INSTRUCTIONS TO FOLLOW — Scan the lines below; pull out those with "when".

EXCERPTED DATA —
• • • •

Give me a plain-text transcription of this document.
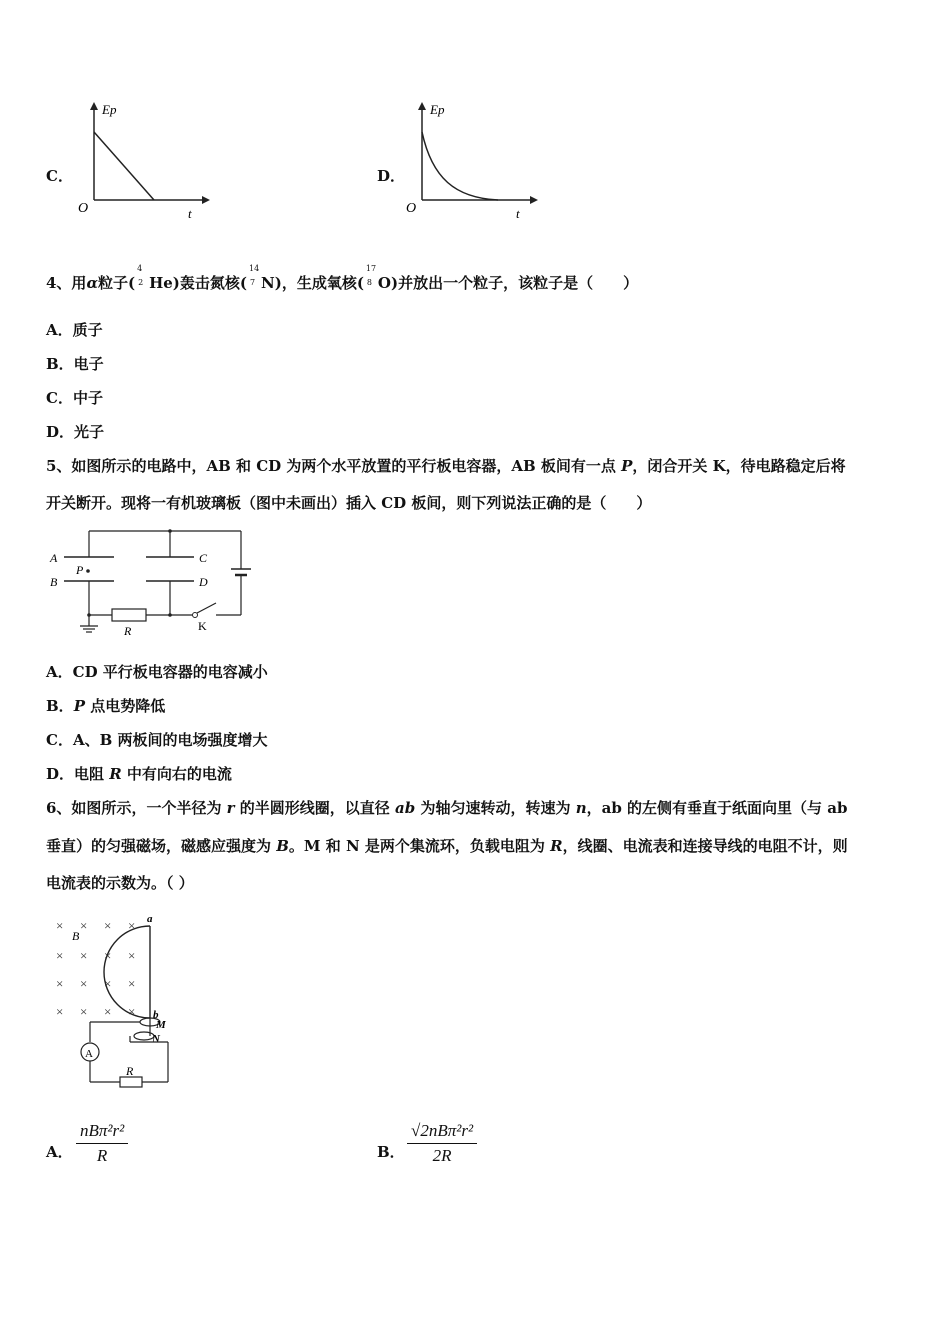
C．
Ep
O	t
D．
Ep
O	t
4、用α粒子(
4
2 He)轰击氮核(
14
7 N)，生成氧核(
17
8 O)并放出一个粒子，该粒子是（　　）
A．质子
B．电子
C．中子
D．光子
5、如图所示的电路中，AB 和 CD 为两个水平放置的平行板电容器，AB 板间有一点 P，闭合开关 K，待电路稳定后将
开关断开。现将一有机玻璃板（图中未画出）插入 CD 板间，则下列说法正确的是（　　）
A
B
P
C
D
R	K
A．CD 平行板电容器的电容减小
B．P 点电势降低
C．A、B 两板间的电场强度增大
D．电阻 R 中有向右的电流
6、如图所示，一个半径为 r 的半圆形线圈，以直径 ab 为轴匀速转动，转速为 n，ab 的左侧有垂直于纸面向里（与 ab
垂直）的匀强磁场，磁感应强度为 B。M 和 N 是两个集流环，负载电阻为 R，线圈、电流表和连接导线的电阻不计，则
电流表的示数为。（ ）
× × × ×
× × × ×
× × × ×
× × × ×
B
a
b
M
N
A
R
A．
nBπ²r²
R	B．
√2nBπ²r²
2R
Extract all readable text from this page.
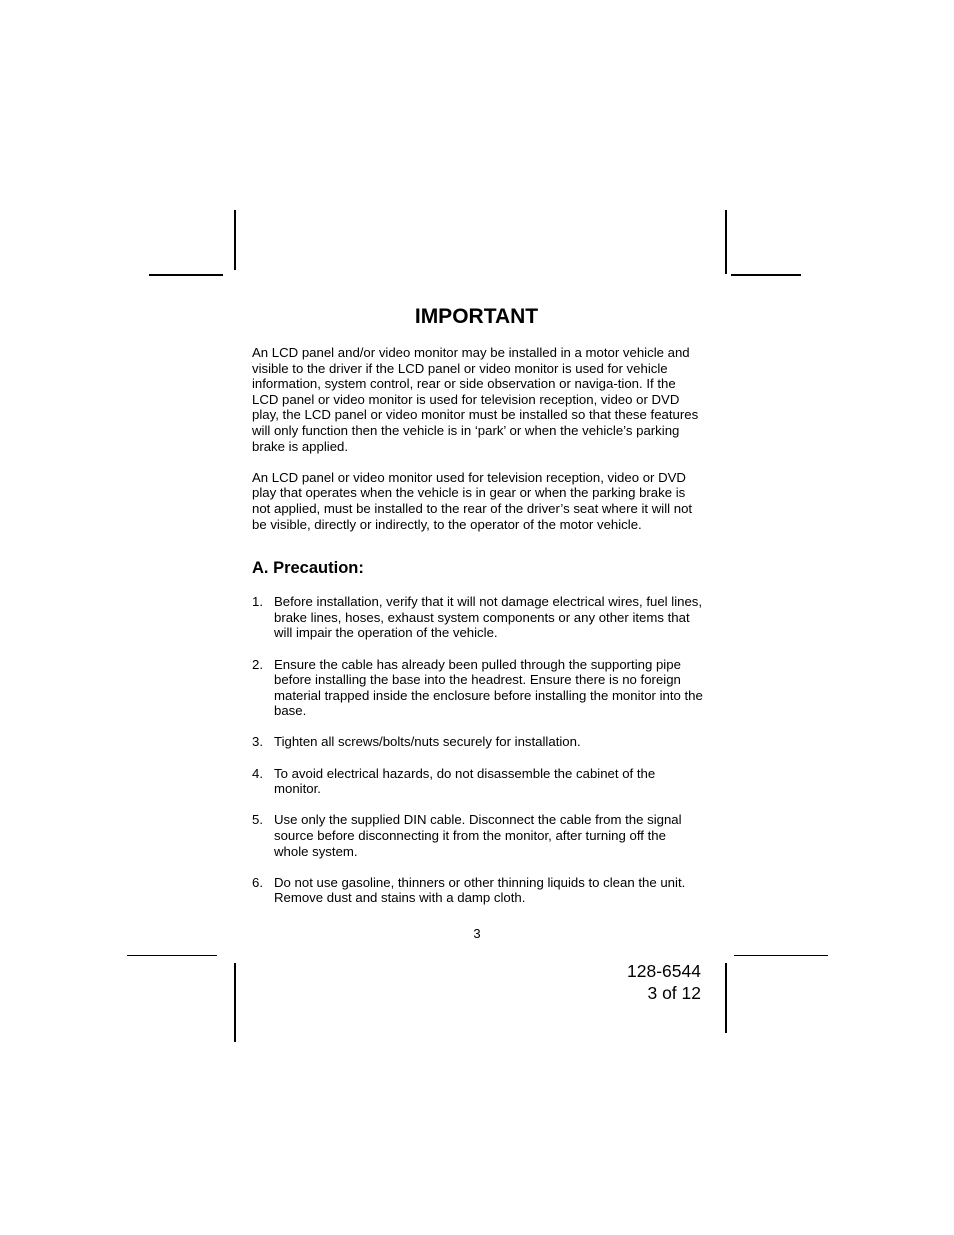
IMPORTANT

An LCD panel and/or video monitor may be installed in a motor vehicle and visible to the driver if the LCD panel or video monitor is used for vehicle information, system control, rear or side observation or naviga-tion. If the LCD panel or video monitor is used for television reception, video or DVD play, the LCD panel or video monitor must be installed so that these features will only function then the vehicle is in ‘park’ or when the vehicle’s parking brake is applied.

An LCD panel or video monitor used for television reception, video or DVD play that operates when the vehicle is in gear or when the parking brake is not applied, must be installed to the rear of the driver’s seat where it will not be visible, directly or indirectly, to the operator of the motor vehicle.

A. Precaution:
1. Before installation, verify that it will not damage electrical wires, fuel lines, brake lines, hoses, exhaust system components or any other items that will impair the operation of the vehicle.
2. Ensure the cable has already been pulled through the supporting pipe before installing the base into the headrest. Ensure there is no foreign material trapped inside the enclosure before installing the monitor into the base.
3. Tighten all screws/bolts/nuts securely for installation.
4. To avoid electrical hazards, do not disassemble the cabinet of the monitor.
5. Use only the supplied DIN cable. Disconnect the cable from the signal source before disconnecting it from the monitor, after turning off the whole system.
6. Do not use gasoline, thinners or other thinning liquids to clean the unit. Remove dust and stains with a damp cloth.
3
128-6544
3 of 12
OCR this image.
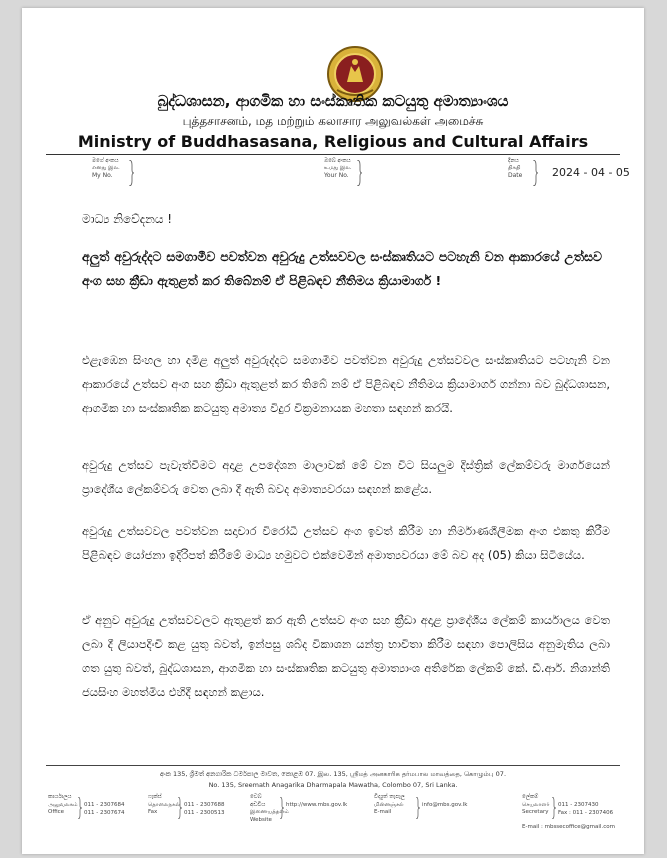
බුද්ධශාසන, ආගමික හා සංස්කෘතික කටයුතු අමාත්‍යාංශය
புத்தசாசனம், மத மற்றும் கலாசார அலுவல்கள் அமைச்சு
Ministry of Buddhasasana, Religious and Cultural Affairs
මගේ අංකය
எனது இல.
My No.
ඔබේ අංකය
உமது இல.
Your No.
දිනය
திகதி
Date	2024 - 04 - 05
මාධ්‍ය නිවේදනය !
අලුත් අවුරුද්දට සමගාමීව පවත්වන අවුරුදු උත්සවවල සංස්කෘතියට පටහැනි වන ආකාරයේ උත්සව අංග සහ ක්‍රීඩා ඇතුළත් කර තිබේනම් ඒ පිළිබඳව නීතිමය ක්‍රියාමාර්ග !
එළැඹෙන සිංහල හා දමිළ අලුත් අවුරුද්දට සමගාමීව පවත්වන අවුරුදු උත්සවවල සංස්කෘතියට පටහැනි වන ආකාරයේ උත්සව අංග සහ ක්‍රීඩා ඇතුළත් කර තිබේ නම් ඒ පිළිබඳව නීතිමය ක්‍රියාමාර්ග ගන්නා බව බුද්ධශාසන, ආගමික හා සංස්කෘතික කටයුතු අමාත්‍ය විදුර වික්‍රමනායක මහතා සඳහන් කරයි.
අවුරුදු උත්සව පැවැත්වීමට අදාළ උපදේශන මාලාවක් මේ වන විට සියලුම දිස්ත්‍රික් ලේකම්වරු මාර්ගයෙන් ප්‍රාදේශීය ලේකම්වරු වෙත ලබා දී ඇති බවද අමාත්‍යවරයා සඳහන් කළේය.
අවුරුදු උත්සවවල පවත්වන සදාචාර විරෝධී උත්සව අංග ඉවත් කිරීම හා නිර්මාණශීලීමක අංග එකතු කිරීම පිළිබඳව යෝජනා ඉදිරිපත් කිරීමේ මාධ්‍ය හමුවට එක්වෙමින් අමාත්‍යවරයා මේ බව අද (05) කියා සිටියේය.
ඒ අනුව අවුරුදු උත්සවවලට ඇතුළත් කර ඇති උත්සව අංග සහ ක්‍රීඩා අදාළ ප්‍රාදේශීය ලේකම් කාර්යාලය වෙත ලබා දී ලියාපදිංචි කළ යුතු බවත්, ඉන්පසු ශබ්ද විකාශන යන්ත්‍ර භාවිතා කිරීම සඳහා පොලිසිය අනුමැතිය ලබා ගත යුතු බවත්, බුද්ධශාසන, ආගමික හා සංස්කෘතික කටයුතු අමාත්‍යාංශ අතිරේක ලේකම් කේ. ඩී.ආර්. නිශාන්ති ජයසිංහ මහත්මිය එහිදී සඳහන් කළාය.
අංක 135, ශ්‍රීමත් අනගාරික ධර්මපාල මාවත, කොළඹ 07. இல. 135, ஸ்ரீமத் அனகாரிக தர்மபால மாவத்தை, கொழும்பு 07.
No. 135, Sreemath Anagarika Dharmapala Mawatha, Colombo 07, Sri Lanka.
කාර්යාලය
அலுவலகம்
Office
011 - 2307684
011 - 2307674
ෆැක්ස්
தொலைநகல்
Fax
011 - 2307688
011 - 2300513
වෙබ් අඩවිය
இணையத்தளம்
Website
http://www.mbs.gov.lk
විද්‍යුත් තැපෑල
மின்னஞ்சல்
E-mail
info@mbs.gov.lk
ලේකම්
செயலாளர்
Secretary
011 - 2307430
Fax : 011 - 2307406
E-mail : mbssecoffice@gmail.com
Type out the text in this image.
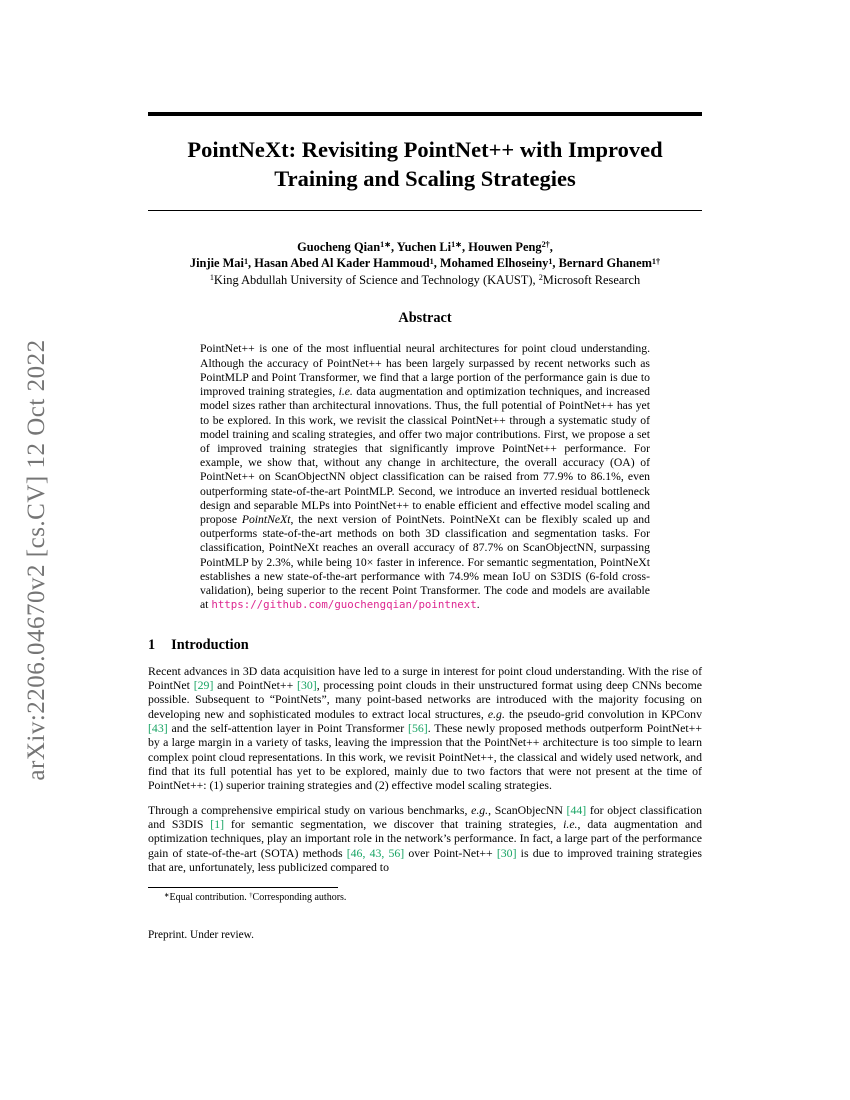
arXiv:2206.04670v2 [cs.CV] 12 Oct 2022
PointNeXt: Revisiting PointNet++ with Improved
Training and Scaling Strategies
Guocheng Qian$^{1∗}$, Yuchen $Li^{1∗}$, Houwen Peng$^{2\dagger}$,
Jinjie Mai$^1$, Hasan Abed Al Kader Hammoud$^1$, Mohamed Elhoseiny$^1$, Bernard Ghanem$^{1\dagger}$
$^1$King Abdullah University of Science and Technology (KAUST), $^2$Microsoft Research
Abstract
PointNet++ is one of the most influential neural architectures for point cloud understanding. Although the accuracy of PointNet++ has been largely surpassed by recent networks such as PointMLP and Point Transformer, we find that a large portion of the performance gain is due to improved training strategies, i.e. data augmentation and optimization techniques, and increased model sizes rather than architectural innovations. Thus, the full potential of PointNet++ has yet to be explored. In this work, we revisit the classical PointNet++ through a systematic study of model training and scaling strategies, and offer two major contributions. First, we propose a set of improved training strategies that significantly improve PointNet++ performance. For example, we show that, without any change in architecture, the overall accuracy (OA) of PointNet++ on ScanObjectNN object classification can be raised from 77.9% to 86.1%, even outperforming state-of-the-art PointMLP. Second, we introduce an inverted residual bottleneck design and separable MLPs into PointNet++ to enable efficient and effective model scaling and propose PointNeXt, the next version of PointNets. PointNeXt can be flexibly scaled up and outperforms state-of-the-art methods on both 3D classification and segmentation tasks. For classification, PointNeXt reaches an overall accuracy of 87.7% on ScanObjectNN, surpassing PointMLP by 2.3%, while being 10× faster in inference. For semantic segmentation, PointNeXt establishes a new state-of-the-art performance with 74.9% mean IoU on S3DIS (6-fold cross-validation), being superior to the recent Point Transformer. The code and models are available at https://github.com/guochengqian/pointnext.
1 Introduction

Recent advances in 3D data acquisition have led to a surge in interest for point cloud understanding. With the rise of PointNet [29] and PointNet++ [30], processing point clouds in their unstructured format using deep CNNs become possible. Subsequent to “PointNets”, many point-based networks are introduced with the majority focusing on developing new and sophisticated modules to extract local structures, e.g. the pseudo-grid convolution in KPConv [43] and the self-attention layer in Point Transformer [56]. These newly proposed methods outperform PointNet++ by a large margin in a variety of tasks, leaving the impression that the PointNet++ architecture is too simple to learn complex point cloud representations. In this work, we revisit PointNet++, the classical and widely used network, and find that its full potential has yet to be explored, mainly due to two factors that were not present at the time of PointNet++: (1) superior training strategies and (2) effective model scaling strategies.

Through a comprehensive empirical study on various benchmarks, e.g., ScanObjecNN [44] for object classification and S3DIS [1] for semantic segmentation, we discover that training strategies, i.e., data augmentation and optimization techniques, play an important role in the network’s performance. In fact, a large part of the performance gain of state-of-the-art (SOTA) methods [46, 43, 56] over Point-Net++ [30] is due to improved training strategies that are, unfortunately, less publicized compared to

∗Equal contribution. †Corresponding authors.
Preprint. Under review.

• • • •

EXPECTED OUTPUT —
An LCD panel and/or video monitor may be installed in a motor vehicle and visible to the driver if the LCD panel or video monitor is used for vehicle information, system control, rear or side observation or naviga-tion. If the LCD panel or video monitor is used for television reception, video or DVD play, the LCD panel or video monitor must be installed so that these features will only function then the vehicle is in ‘park’ or when the vehicle’s parking brake is applied.
An LCD panel or video monitor used for television reception, video or DVD play that operates when the vehicle is in gear or when the parking brake is not applied, must be installed to the rear of the driver’s seat where it will not be visible, directly or indirectly, to the operator of the motor vehicle.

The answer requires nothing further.